Data section ▸
=-=-=-=-=

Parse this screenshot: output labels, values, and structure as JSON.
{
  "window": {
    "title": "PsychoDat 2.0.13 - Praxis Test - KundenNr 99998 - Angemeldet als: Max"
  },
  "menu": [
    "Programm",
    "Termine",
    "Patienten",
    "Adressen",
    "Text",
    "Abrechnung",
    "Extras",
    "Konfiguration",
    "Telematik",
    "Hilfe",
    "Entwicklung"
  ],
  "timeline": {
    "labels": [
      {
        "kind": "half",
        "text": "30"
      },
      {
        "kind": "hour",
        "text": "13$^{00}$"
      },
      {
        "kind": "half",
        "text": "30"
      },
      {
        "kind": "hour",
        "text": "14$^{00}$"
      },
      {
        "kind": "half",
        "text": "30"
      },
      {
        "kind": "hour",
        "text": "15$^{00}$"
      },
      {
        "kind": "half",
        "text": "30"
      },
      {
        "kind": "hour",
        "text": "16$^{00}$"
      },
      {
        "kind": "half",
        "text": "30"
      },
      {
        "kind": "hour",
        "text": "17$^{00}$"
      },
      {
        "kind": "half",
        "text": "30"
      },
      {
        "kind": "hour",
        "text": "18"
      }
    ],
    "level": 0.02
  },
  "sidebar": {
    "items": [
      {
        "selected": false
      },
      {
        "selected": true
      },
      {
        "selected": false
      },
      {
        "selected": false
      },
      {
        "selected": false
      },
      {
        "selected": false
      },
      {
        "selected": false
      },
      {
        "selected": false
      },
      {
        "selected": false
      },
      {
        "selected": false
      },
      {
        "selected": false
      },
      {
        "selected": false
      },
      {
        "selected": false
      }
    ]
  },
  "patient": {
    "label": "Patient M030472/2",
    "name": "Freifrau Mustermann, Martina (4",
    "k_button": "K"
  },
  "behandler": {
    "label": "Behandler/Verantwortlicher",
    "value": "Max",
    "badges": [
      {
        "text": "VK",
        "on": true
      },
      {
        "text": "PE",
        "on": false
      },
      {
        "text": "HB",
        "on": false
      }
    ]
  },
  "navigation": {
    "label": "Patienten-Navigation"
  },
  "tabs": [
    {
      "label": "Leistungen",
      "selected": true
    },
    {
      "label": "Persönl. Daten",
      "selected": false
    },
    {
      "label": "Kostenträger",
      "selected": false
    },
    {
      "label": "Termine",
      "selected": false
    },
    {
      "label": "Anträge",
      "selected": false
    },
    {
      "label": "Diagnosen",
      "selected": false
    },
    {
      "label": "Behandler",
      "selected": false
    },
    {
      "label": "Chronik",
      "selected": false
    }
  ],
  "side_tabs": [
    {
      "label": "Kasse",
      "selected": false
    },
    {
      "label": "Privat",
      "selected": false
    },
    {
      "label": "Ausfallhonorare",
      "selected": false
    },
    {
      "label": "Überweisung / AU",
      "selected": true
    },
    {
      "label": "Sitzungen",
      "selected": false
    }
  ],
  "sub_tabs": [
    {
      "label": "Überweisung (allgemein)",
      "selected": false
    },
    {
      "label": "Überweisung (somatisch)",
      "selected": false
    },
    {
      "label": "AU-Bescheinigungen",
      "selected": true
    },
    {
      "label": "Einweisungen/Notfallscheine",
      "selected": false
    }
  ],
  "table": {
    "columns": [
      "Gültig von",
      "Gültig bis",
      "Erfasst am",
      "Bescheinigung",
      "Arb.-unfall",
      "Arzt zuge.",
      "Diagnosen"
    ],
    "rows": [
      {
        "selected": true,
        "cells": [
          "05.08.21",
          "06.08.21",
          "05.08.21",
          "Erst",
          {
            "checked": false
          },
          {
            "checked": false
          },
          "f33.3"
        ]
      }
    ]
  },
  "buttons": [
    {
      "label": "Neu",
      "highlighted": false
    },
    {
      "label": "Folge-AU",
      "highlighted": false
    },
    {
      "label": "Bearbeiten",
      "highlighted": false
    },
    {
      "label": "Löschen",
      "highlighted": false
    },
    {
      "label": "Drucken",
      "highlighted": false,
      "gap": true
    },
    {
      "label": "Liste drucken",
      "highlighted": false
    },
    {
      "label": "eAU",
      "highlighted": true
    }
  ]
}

=-=-=-=-=

Aim of the exercise ▸ Check every line of the listing for the string "Überweisung" and report how many lines have it, as a number alone.

Solution to this exercise ▸ 3